Given data.
.....

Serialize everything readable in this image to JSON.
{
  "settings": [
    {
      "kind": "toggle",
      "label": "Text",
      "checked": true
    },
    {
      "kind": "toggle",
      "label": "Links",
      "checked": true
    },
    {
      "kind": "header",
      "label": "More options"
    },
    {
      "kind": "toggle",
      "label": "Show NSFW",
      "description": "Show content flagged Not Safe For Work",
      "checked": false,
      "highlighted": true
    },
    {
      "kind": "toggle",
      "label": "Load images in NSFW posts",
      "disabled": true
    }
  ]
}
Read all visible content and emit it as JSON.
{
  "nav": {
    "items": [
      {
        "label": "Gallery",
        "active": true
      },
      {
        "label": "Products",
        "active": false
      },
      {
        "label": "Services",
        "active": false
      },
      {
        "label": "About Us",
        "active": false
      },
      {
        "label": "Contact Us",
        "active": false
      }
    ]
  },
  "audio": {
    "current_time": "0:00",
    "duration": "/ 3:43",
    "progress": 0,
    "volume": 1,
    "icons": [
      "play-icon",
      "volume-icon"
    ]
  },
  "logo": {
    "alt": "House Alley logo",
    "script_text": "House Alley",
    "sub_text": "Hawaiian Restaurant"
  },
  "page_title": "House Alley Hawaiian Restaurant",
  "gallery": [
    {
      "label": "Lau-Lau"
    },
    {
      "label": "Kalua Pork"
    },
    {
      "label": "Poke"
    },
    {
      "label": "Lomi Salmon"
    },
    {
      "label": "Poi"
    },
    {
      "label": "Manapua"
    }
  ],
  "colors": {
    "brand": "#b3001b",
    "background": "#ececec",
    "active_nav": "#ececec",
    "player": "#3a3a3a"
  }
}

.....

Your objective. Output each entry precisely as given.

The solution.
Serialize everything readable in this image to JSON.
{
  "settings": [
    {
      "kind": "toggle",
      "label": "Text",
      "checked": true
    },
    {
      "kind": "toggle",
      "label": "Links",
      "checked": true
    },
    {
      "kind": "header",
      "label": "More options"
    },
    {
      "kind": "toggle",
      "label": "Show NSFW",
      "description": "Show content flagged Not Safe For Work",
      "checked": false,
      "highlighted": true
    },
    {
      "kind": "toggle",
      "label": "Load images in NSFW posts",
      "disabled": true
    }
  ]
}
Read all visible content and emit it as JSON.
{
  "nav": {
    "items": [
      {
        "label": "Gallery",
        "active": true
      },
      {
        "label": "Products",
        "active": false
      },
      {
        "label": "Services",
        "active": false
      },
      {
        "label": "About Us",
        "active": false
      },
      {
        "label": "Contact Us",
        "active": false
      }
    ]
  },
  "audio": {
    "current_time": "0:00",
    "duration": "/ 3:43",
    "progress": 0,
    "volume": 1,
    "icons": [
      "play-icon",
      "volume-icon"
    ]
  },
  "logo": {
    "alt": "House Alley logo",
    "script_text": "House Alley",
    "sub_text": "Hawaiian Restaurant"
  },
  "page_title": "House Alley Hawaiian Restaurant",
  "gallery": [
    {
      "label": "Lau-Lau"
    },
    {
      "label": "Kalua Pork"
    },
    {
      "label": "Poke"
    },
    {
      "label": "Lomi Salmon"
    },
    {
      "label": "Poi"
    },
    {
      "label": "Manapua"
    }
  ],
  "colors": {
    "brand": "#b3001b",
    "background": "#ececec",
    "active_nav": "#ececec",
    "player": "#3a3a3a"
  }
}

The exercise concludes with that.